**Exercise description:**
Leaving out the pictures, retype all the material exactly.
--- begin ---
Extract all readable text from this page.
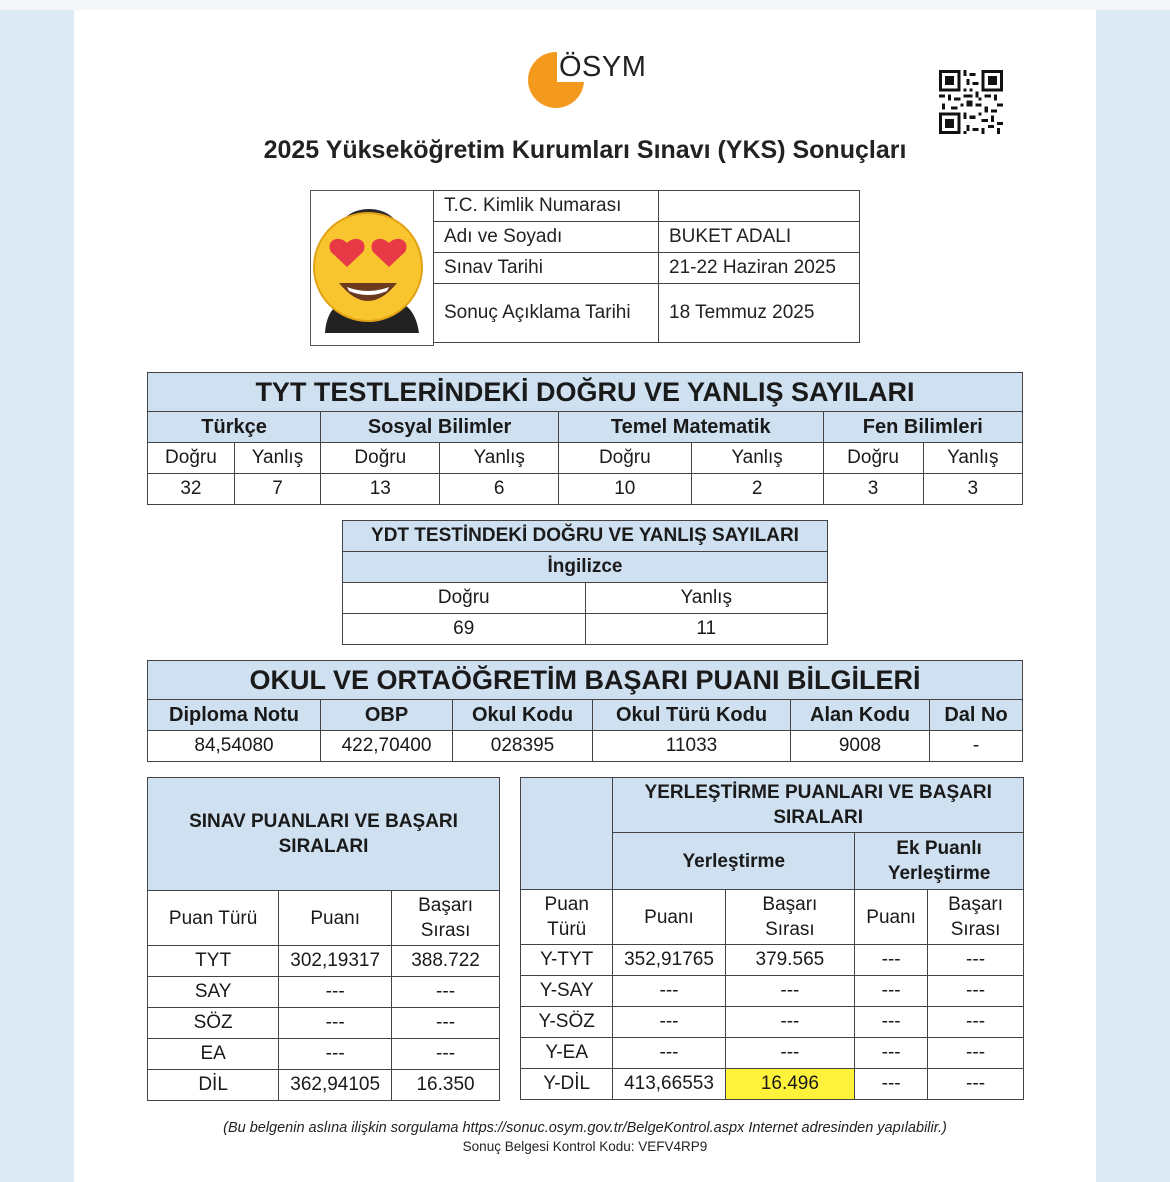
ÖSYM
2025 Yükseköğretim Kurumları Sınavı (YKS) Sonuçları
T.C. Kimlik Numarası	
Adı ve Soyadı	BUKET ADALI
Sınav Tarihi	21-22 Haziran 2025
Sonuç Açıklama Tarihi	18 Temmuz 2025
TYT TESTLERİNDEKİ DOĞRU VE YANLIŞ SAYILARI							
Türkçe		Sosyal Bilimler		Temel Matematik		Fen Bilimleri	
Doğru	Yanlış	Doğru	Yanlış	Doğru	Yanlış	Doğru	Yanlış
32	7	13	6	10	2	3	3
YDT TESTİNDEKİ DOĞRU VE YANLIŞ SAYILARI	
İngilizce	
Doğru	Yanlış
69	11
OKUL VE ORTAÖĞRETİM BAŞARI PUANI BİLGİLERİ					
Diploma Notu	OBP	Okul Kodu	Okul Türü Kodu	Alan Kodu	Dal No
84,54080	422,70400	028395	11033	9008	-
SINAV PUANLARI VE BAŞARI SIRALARI		
Puan Türü	Puanı	Başarı Sırası
TYT	302,19317	388.722
SAY	---	---
SÖZ	---	---
EA	---	---
DİL	362,94105	16.350
	YERLEŞTİRME PUANLARI VE BAŞARI SIRALARI			
	Yerleştirme		Ek Puanlı Yerleştirme	
Puan Türü	Puanı	Başarı Sırası	Puanı	Başarı Sırası
Y-TYT	352,91765	379.565	---	---
Y-SAY	---	---	---	---
Y-SÖZ	---	---	---	---
Y-EA	---	---	---	---
Y-DİL	413,66553	16.496	---	---
(Bu belgenin aslına ilişkin sorgulama https://sonuc.osym.gov.tr/BelgeKontrol.aspx Internet adresinden yapılabilir.)
Sonuç Belgesi Kontrol Kodu: VEFV4RP9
--- end ---
**Exercise result:**
Extract all readable text from this page.
ÖSYM
2025 Yükseköğretim Kurumları Sınavı (YKS) Sonuçları
T.C. Kimlik Numarası	
Adı ve Soyadı	BUKET ADALI
Sınav Tarihi	21-22 Haziran 2025
Sonuç Açıklama Tarihi	18 Temmuz 2025
TYT TESTLERİNDEKİ DOĞRU VE YANLIŞ SAYILARI							
Türkçe		Sosyal Bilimler		Temel Matematik		Fen Bilimleri	
Doğru	Yanlış	Doğru	Yanlış	Doğru	Yanlış	Doğru	Yanlış
32	7	13	6	10	2	3	3
YDT TESTİNDEKİ DOĞRU VE YANLIŞ SAYILARI	
İngilizce	
Doğru	Yanlış
69	11
OKUL VE ORTAÖĞRETİM BAŞARI PUANI BİLGİLERİ					
Diploma Notu	OBP	Okul Kodu	Okul Türü Kodu	Alan Kodu	Dal No
84,54080	422,70400	028395	11033	9008	-
SINAV PUANLARI VE BAŞARI SIRALARI		
Puan Türü	Puanı	Başarı Sırası
TYT	302,19317	388.722
SAY	---	---
SÖZ	---	---
EA	---	---
DİL	362,94105	16.350
	YERLEŞTİRME PUANLARI VE BAŞARI SIRALARI			
	Yerleştirme		Ek Puanlı Yerleştirme	
Puan Türü	Puanı	Başarı Sırası	Puanı	Başarı Sırası
Y-TYT	352,91765	379.565	---	---
Y-SAY	---	---	---	---
Y-SÖZ	---	---	---	---
Y-EA	---	---	---	---
Y-DİL	413,66553	16.496	---	---
(Bu belgenin aslına ilişkin sorgulama https://sonuc.osym.gov.tr/BelgeKontrol.aspx Internet adresinden yapılabilir.)
Sonuç Belgesi Kontrol Kodu: VEFV4RP9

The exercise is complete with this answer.